Data records:
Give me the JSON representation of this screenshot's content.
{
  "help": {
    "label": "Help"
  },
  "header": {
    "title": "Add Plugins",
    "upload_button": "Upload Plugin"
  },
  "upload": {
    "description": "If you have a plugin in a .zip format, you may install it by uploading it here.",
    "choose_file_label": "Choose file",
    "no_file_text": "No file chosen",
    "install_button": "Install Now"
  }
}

GIVEN TASK: Retype the entries one by one, exactly.

RESULT FOR THIS EXERCISE:
Give me the JSON representation of this screenshot's content.
{
  "help": {
    "label": "Help"
  },
  "header": {
    "title": "Add Plugins",
    "upload_button": "Upload Plugin"
  },
  "upload": {
    "description": "If you have a plugin in a .zip format, you may install it by uploading it here.",
    "choose_file_label": "Choose file",
    "no_file_text": "No file chosen",
    "install_button": "Install Now"
  }
}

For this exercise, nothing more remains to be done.